===== RAW DATA =====

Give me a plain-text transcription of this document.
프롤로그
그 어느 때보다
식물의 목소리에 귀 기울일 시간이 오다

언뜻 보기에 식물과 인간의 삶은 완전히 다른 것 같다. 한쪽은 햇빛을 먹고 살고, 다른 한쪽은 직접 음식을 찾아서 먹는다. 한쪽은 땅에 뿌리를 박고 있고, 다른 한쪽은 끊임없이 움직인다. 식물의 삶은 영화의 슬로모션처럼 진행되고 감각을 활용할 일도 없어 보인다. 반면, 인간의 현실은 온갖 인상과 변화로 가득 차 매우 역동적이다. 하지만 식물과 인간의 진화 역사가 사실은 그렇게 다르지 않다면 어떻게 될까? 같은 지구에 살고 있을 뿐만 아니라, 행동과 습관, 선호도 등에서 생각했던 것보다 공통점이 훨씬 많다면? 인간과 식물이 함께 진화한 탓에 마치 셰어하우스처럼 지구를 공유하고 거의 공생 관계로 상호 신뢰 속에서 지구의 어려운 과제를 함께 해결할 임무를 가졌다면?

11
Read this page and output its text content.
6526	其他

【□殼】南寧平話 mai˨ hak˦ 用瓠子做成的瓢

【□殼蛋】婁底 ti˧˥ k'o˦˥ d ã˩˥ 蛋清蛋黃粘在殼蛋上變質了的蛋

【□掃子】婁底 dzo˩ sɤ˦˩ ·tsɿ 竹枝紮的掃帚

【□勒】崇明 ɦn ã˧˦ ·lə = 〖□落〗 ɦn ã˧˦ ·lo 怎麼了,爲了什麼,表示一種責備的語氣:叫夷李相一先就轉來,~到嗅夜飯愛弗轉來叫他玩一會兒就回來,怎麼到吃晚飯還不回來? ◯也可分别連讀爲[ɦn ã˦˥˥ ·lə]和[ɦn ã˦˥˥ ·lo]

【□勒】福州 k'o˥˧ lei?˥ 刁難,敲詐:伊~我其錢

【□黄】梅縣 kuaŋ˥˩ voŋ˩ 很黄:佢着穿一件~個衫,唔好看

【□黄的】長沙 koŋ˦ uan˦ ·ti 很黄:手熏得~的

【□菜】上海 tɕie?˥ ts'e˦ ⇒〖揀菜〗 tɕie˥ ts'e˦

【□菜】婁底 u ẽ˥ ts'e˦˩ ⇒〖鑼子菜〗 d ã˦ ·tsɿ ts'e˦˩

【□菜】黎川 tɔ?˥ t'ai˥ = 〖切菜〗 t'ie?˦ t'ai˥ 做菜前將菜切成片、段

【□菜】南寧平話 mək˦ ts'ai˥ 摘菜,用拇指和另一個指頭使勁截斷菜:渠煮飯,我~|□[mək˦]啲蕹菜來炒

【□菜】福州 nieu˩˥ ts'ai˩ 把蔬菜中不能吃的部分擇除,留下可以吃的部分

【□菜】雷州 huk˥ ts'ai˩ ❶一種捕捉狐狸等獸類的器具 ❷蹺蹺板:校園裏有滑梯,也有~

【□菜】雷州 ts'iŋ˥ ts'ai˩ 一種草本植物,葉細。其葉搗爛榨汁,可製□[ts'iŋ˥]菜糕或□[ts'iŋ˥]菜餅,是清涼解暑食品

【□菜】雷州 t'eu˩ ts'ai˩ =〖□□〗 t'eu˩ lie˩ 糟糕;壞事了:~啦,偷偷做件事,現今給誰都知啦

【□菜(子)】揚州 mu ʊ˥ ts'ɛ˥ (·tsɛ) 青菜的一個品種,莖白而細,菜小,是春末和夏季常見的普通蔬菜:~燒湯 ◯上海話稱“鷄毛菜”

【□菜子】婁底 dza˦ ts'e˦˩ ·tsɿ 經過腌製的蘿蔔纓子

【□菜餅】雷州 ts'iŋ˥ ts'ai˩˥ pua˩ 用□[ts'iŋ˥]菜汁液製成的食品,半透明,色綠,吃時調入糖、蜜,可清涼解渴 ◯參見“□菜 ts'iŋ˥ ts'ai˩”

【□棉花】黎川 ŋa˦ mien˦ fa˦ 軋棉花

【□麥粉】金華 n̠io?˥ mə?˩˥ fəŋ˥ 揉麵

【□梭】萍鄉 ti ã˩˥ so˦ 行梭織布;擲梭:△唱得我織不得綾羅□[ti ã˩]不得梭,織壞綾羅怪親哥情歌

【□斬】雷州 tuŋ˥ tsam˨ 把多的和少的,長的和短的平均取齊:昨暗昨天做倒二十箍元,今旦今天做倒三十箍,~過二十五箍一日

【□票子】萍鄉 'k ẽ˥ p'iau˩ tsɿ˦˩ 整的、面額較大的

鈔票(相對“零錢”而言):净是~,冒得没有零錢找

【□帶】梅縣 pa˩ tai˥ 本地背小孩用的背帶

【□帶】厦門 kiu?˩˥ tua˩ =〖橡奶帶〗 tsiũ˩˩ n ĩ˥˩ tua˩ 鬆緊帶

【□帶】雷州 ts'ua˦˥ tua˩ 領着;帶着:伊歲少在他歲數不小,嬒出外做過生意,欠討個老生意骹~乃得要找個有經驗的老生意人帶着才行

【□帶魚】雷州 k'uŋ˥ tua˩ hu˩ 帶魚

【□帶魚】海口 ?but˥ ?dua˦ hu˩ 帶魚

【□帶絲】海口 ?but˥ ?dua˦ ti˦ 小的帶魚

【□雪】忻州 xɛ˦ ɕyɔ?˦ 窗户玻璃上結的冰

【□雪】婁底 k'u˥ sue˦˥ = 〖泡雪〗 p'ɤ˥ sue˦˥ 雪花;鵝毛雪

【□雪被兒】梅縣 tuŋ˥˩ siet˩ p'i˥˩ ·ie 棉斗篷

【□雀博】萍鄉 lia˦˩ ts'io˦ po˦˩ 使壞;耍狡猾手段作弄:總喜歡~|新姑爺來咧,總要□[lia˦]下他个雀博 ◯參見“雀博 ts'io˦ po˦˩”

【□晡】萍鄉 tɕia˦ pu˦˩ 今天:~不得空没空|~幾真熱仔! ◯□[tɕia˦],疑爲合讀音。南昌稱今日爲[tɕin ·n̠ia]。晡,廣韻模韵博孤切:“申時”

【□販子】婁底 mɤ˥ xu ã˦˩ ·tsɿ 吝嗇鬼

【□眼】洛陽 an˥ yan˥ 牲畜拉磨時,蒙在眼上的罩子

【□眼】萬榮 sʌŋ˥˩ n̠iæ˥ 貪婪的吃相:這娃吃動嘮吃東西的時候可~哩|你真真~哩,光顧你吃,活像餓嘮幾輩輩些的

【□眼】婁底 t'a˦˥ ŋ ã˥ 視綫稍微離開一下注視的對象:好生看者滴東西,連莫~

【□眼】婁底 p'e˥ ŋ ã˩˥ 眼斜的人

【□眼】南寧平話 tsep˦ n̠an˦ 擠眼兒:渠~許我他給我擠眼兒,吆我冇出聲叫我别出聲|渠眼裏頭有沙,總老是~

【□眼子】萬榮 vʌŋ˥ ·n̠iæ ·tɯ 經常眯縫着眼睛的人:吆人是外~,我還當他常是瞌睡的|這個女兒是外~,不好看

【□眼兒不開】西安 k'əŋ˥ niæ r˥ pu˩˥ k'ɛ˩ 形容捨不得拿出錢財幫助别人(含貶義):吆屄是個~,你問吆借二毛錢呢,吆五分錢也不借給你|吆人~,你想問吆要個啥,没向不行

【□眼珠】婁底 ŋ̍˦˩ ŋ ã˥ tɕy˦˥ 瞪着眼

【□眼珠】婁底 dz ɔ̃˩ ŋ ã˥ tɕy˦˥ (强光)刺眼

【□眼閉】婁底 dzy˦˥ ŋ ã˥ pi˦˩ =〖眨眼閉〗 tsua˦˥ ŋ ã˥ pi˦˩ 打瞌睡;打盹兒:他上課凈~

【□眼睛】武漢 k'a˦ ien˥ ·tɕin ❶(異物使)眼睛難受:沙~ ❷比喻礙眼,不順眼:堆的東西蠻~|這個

=====

_SHORT EXERCISE_. From the entries above, extract each line containing "text".

_FULL SOLUTION_.
Give me a plain-text transcription of this document.
Read this page and output its text content.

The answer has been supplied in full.